AVAILABLE DATA below:
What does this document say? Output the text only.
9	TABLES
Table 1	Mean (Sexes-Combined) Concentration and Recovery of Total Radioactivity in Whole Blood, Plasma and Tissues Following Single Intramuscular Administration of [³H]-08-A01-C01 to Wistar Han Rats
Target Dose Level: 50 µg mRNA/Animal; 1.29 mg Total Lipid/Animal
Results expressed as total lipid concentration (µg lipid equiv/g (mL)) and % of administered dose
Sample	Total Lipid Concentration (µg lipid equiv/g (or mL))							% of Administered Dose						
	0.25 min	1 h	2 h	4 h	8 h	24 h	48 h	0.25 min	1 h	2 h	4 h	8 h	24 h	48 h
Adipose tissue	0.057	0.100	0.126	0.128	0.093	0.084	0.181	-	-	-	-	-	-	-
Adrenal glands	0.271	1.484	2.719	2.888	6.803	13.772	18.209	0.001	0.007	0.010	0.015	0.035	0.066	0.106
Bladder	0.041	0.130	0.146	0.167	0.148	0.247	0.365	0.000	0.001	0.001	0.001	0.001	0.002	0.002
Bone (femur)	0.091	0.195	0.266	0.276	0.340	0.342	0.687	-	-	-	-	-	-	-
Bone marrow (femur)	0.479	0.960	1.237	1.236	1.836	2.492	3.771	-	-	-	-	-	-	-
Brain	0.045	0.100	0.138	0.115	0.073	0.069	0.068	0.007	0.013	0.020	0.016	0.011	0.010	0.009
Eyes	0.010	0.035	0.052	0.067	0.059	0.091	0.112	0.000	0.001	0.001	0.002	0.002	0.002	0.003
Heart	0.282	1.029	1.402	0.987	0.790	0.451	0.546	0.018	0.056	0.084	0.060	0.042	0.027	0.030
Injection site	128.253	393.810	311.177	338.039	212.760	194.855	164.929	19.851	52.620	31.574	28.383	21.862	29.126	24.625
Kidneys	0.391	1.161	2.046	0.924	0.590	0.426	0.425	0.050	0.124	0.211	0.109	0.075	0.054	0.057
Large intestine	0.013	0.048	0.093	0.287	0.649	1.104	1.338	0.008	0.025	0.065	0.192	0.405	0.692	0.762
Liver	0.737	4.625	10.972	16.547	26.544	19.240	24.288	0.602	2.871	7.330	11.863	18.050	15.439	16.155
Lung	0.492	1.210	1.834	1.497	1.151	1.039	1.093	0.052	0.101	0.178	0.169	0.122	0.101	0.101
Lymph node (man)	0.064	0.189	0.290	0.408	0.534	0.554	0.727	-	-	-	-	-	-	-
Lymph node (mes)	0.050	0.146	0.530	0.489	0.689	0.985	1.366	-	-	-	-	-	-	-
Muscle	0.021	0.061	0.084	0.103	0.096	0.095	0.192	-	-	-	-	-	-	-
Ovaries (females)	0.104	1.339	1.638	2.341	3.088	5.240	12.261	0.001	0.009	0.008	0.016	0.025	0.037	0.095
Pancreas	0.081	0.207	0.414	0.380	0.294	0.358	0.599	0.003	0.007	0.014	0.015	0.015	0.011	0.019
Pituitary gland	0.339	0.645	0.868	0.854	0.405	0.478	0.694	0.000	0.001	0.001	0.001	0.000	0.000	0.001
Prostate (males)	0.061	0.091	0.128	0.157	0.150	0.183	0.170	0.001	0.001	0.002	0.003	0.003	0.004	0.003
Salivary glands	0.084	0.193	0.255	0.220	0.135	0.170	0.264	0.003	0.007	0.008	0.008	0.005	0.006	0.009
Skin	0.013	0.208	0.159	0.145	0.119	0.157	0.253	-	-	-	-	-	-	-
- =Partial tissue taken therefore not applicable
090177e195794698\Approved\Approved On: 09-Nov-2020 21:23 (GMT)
End of AVAILABLE DATA.
** EXERCISE OBJECTIVE **
From the first line to the last, return the listing exactly.

** YOUR SOLUTION **
What does this document say? Output the text only.
9	TABLES
Table 1	Mean (Sexes-Combined) Concentration and Recovery of Total Radioactivity in Whole Blood, Plasma and Tissues Following Single Intramuscular Administration of [³H]-08-A01-C01 to Wistar Han Rats
Target Dose Level: 50 µg mRNA/Animal; 1.29 mg Total Lipid/Animal
Results expressed as total lipid concentration (µg lipid equiv/g (mL)) and % of administered dose
Sample	Total Lipid Concentration (µg lipid equiv/g (or mL))							% of Administered Dose						
	0.25 min	1 h	2 h	4 h	8 h	24 h	48 h	0.25 min	1 h	2 h	4 h	8 h	24 h	48 h
Adipose tissue	0.057	0.100	0.126	0.128	0.093	0.084	0.181	-	-	-	-	-	-	-
Adrenal glands	0.271	1.484	2.719	2.888	6.803	13.772	18.209	0.001	0.007	0.010	0.015	0.035	0.066	0.106
Bladder	0.041	0.130	0.146	0.167	0.148	0.247	0.365	0.000	0.001	0.001	0.001	0.001	0.002	0.002
Bone (femur)	0.091	0.195	0.266	0.276	0.340	0.342	0.687	-	-	-	-	-	-	-
Bone marrow (femur)	0.479	0.960	1.237	1.236	1.836	2.492	3.771	-	-	-	-	-	-	-
Brain	0.045	0.100	0.138	0.115	0.073	0.069	0.068	0.007	0.013	0.020	0.016	0.011	0.010	0.009
Eyes	0.010	0.035	0.052	0.067	0.059	0.091	0.112	0.000	0.001	0.001	0.002	0.002	0.002	0.003
Heart	0.282	1.029	1.402	0.987	0.790	0.451	0.546	0.018	0.056	0.084	0.060	0.042	0.027	0.030
Injection site	128.253	393.810	311.177	338.039	212.760	194.855	164.929	19.851	52.620	31.574	28.383	21.862	29.126	24.625
Kidneys	0.391	1.161	2.046	0.924	0.590	0.426	0.425	0.050	0.124	0.211	0.109	0.075	0.054	0.057
Large intestine	0.013	0.048	0.093	0.287	0.649	1.104	1.338	0.008	0.025	0.065	0.192	0.405	0.692	0.762
Liver	0.737	4.625	10.972	16.547	26.544	19.240	24.288	0.602	2.871	7.330	11.863	18.050	15.439	16.155
Lung	0.492	1.210	1.834	1.497	1.151	1.039	1.093	0.052	0.101	0.178	0.169	0.122	0.101	0.101
Lymph node (man)	0.064	0.189	0.290	0.408	0.534	0.554	0.727	-	-	-	-	-	-	-
Lymph node (mes)	0.050	0.146	0.530	0.489	0.689	0.985	1.366	-	-	-	-	-	-	-
Muscle	0.021	0.061	0.084	0.103	0.096	0.095	0.192	-	-	-	-	-	-	-
Ovaries (females)	0.104	1.339	1.638	2.341	3.088	5.240	12.261	0.001	0.009	0.008	0.016	0.025	0.037	0.095
Pancreas	0.081	0.207	0.414	0.380	0.294	0.358	0.599	0.003	0.007	0.014	0.015	0.015	0.011	0.019
Pituitary gland	0.339	0.645	0.868	0.854	0.405	0.478	0.694	0.000	0.001	0.001	0.001	0.000	0.000	0.001
Prostate (males)	0.061	0.091	0.128	0.157	0.150	0.183	0.170	0.001	0.001	0.002	0.003	0.003	0.004	0.003
Salivary glands	0.084	0.193	0.255	0.220	0.135	0.170	0.264	0.003	0.007	0.008	0.008	0.005	0.006	0.009
Skin	0.013	0.208	0.159	0.145	0.119	0.157	0.253	-	-	-	-	-	-	-
- =Partial tissue taken therefore not applicable
090177e195794698\Approved\Approved On: 09-Nov-2020 21:23 (GMT)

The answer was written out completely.